# Work instructions
Repeat verbatim the lines of the data below, beginning with the line containing "What's the underlying" and continuing to the end.

━━ Records supplied ━━

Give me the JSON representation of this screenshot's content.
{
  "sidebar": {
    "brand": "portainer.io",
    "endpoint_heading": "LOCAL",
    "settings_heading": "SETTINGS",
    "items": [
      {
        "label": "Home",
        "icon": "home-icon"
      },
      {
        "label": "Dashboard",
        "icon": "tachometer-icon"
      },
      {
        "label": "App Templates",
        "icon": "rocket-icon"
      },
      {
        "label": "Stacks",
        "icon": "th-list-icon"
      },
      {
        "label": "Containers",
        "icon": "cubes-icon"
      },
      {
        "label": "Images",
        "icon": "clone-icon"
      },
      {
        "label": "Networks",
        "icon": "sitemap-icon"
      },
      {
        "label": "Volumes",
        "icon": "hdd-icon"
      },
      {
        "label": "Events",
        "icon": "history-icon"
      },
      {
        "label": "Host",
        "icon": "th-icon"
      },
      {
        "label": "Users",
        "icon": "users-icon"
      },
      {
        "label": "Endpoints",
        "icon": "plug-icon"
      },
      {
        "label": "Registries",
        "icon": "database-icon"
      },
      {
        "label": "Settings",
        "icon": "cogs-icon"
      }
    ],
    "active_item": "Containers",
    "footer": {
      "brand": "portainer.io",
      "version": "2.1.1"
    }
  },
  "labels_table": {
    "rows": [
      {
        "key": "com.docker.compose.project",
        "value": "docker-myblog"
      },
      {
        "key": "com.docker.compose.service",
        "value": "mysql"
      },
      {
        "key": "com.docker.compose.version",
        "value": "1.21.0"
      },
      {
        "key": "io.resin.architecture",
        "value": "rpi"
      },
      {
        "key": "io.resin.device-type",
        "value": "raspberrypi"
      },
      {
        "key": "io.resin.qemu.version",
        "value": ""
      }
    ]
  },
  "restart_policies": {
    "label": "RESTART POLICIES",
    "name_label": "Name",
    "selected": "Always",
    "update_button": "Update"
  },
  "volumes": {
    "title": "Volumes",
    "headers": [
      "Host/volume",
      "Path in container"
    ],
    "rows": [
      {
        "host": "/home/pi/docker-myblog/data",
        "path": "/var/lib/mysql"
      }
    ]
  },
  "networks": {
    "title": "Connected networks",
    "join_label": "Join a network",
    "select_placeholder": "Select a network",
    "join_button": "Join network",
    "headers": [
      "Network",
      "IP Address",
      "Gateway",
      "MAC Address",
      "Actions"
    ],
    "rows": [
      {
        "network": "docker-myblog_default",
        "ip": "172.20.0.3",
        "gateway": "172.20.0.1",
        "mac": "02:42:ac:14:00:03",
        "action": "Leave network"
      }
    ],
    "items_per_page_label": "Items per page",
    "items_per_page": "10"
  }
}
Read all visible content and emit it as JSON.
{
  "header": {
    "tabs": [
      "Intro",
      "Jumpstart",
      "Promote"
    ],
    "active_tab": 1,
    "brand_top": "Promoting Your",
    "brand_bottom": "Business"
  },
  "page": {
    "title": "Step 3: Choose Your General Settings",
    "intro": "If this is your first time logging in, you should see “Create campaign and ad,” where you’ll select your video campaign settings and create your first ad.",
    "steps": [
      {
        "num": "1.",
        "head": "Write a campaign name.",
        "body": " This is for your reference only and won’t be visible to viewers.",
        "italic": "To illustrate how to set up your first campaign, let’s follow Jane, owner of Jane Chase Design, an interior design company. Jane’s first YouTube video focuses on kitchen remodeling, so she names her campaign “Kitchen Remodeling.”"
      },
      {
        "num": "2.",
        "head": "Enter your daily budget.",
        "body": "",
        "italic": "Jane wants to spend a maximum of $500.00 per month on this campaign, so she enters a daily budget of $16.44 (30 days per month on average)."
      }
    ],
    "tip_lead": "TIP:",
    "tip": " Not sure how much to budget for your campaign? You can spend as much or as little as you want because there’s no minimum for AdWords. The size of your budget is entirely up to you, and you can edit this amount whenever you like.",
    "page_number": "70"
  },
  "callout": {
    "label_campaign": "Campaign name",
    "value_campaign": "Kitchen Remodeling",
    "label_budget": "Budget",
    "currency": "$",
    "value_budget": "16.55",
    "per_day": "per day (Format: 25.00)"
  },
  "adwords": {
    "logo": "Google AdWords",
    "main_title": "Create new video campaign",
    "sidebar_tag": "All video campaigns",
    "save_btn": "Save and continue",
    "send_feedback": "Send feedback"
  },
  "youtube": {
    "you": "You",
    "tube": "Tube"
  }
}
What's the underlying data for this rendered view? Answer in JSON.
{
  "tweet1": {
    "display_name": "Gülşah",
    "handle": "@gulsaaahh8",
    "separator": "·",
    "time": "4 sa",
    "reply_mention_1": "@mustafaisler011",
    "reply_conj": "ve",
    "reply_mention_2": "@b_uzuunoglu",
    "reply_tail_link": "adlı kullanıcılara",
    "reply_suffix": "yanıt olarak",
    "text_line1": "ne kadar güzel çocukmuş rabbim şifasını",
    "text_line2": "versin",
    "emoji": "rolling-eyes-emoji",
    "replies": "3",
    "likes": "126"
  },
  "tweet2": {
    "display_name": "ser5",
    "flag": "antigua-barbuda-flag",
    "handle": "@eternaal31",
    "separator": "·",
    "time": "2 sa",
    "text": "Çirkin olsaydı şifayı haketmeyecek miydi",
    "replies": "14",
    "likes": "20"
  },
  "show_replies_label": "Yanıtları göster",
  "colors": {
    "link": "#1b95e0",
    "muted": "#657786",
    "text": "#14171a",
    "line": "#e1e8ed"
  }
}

━━━

# Result of the exercise
What's the underlying data for this rendered view? Answer in JSON.
{
  "tweet1": {
    "display_name": "Gülşah",
    "handle": "@gulsaaahh8",
    "separator": "·",
    "time": "4 sa",
    "reply_mention_1": "@mustafaisler011",
    "reply_conj": "ve",
    "reply_mention_2": "@b_uzuunoglu",
    "reply_tail_link": "adlı kullanıcılara",
    "reply_suffix": "yanıt olarak",
    "text_line1": "ne kadar güzel çocukmuş rabbim şifasını",
    "text_line2": "versin",
    "emoji": "rolling-eyes-emoji",
    "replies": "3",
    "likes": "126"
  },
  "tweet2": {
    "display_name": "ser5",
    "flag": "antigua-barbuda-flag",
    "handle": "@eternaal31",
    "separator": "·",
    "time": "2 sa",
    "text": "Çirkin olsaydı şifayı haketmeyecek miydi",
    "replies": "14",
    "likes": "20"
  },
  "show_replies_label": "Yanıtları göster",
  "colors": {
    "link": "#1b95e0",
    "muted": "#657786",
    "text": "#14171a",
    "line": "#e1e8ed"
  }
}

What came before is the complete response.